═════ EXERCISE MATERIALS ═════
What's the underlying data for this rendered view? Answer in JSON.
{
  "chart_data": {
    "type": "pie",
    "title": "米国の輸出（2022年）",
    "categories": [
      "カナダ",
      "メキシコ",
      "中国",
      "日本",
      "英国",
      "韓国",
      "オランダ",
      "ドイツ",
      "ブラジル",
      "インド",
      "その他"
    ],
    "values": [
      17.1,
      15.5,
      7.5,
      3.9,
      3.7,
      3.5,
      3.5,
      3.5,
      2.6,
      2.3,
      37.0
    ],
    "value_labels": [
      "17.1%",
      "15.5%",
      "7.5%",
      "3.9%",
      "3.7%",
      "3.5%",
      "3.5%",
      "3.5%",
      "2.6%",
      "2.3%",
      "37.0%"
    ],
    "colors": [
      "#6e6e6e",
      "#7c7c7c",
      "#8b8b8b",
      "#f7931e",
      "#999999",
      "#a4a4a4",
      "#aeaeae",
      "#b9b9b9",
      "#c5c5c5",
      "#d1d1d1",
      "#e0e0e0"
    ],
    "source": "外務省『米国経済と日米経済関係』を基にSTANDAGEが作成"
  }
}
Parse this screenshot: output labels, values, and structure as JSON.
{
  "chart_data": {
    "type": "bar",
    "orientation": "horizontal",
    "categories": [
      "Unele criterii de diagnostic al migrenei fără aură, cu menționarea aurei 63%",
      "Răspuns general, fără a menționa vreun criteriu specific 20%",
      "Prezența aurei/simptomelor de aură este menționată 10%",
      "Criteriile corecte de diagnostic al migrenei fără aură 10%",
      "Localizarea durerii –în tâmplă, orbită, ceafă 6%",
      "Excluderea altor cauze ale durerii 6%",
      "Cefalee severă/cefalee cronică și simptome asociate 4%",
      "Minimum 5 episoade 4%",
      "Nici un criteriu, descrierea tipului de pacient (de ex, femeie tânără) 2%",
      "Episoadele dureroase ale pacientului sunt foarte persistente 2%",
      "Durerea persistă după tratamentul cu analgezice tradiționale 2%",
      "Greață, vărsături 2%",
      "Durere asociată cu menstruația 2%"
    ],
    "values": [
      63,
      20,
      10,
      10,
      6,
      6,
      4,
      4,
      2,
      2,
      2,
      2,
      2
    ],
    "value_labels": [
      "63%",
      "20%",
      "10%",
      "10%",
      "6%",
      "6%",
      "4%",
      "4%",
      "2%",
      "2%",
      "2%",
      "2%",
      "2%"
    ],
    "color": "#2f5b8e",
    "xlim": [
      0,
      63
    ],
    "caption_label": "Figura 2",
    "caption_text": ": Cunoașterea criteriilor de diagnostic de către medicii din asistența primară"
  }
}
═════
### [WORK INSTRUCTIONS]
Scan the material above. Return every line containing the string "aurei".

### [SOLUTION FOR THIS EXERCISE]
      "Unele criterii de diagnostic al migrenei fără aură, cu menționarea aurei 63%",
      "Prezența aurei/simptomelor de aură este menționată 10%",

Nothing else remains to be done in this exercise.